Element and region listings
────────────────────────────────────────

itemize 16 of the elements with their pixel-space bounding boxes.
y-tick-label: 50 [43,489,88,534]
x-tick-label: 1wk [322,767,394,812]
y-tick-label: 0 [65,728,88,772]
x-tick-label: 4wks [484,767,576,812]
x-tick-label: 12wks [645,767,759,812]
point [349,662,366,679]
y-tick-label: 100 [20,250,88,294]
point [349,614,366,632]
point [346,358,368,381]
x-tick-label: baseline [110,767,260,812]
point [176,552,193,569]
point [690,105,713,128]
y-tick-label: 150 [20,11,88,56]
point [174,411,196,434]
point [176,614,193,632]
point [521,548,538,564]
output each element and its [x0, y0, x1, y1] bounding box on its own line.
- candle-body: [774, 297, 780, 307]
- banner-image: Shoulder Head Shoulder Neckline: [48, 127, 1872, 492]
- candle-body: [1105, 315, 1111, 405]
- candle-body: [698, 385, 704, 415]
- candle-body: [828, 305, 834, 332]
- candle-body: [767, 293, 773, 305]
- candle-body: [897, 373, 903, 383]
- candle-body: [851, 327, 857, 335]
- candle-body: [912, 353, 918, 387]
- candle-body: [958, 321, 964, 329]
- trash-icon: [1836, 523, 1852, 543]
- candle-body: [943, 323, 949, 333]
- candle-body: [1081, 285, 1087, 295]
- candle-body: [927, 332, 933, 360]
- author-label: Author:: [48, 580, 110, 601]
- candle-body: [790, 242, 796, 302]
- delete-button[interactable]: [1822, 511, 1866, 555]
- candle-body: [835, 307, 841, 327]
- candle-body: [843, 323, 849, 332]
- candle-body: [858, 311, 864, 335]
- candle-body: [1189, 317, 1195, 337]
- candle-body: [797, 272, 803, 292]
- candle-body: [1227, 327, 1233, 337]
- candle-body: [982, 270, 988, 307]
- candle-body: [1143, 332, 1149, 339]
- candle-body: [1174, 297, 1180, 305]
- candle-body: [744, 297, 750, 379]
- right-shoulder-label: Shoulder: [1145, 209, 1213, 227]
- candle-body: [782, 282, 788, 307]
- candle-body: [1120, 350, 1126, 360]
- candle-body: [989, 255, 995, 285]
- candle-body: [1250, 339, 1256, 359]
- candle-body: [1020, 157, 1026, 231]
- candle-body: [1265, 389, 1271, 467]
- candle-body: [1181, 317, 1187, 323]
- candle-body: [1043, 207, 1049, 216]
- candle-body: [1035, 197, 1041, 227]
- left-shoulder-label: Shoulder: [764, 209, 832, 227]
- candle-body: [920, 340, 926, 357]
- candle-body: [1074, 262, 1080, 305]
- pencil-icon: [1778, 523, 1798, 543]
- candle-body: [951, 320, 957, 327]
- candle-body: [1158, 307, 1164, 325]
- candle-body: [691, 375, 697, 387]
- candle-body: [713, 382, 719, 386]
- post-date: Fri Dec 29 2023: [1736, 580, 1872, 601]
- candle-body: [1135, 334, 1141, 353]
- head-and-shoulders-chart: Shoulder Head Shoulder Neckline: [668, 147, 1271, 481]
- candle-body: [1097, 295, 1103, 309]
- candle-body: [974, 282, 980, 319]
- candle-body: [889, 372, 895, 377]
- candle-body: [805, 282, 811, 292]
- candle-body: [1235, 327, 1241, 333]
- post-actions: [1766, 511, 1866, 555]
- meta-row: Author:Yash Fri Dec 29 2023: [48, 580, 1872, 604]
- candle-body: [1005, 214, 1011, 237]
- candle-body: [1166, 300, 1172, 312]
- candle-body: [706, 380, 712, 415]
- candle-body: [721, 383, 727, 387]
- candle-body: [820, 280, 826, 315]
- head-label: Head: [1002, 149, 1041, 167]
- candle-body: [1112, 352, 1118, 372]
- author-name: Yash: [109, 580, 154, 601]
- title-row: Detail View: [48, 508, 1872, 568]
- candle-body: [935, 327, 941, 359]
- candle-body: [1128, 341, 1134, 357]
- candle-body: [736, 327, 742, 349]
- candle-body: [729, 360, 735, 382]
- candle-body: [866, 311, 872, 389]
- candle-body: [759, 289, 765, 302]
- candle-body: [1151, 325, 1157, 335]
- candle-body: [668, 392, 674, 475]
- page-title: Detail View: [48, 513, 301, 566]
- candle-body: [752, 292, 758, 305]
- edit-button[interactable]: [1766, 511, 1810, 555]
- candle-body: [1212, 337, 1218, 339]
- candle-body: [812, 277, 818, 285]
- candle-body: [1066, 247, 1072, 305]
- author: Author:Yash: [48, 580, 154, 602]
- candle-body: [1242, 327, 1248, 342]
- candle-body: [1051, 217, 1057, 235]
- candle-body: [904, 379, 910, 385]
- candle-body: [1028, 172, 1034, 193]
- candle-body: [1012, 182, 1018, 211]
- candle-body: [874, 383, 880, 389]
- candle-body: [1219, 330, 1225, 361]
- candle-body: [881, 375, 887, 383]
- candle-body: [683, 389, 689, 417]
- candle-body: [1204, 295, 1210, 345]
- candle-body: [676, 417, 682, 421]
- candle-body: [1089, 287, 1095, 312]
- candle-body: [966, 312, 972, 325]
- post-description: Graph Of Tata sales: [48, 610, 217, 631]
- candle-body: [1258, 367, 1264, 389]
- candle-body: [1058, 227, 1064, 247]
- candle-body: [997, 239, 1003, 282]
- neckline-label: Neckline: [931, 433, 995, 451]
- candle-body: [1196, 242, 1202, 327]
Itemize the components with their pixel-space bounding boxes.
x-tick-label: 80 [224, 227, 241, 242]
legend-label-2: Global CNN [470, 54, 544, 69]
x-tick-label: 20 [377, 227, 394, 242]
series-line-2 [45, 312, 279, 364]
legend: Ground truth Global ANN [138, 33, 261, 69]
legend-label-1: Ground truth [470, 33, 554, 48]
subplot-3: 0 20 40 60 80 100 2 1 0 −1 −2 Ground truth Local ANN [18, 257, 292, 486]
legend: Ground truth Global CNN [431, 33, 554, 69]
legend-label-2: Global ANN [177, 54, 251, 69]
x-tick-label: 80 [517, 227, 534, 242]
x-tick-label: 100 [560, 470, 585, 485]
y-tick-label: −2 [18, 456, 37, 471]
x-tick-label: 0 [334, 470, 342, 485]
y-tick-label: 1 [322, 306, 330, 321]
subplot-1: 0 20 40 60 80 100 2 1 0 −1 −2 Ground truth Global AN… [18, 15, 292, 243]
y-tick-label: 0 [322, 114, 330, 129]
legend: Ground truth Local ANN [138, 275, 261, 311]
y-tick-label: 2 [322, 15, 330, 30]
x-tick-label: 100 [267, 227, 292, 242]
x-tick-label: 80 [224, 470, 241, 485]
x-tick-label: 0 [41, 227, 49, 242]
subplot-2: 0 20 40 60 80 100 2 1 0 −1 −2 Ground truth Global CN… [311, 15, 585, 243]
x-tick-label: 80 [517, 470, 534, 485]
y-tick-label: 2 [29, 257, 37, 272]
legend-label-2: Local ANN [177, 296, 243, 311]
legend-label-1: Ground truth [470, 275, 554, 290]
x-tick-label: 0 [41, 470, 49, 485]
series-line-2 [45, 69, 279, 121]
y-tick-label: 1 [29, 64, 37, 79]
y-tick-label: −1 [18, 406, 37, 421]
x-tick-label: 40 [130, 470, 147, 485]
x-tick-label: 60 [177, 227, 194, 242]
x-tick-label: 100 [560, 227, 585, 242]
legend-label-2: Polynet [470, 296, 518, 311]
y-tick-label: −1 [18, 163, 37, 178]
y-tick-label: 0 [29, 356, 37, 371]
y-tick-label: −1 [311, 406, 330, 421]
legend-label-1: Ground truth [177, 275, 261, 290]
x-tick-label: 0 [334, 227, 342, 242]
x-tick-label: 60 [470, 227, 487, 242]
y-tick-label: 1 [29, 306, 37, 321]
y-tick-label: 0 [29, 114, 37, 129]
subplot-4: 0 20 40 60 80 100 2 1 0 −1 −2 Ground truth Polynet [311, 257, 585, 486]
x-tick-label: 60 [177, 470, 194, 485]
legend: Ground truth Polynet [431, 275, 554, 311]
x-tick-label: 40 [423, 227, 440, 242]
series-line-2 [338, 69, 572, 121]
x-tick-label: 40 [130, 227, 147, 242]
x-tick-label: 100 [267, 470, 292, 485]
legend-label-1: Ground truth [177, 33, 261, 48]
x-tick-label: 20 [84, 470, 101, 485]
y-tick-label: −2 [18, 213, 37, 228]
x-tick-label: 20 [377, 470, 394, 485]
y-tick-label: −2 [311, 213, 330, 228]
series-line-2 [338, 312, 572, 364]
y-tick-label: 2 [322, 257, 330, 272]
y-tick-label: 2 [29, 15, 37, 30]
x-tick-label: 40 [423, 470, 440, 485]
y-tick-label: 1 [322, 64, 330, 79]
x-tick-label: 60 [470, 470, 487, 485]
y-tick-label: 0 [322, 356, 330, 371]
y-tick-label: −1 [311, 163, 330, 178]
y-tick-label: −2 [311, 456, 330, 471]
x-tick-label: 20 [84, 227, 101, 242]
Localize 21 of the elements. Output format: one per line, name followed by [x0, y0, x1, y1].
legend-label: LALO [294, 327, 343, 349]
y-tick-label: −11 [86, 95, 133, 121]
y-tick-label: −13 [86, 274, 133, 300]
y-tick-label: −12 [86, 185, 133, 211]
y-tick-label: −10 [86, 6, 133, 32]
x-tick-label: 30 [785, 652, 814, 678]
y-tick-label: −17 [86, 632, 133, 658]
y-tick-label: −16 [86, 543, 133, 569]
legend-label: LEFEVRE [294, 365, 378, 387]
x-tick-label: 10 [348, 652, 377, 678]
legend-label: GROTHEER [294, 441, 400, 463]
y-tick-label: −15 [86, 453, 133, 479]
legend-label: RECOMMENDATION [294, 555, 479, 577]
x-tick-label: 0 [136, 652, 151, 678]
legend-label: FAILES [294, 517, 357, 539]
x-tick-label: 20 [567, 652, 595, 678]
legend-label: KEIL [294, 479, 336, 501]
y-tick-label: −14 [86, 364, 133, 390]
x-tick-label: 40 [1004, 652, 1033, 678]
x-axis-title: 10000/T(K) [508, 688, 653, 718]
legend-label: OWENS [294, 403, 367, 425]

────────────────────────────────────────

→ **Set problem**
Could you extract, word for word, the lines from the start of the listing through the line containing "point [349,614,366,632]", with both of those lines included?

→ **Final result**
itemize 16 of the elements with their pixel-space bounding boxes.
y-tick-label: 50 [43,489,88,534]
x-tick-label: 1wk [322,767,394,812]
y-tick-label: 0 [65,728,88,772]
x-tick-label: 4wks [484,767,576,812]
x-tick-label: 12wks [645,767,759,812]
point [349,662,366,679]
y-tick-label: 100 [20,250,88,294]
point [349,614,366,632]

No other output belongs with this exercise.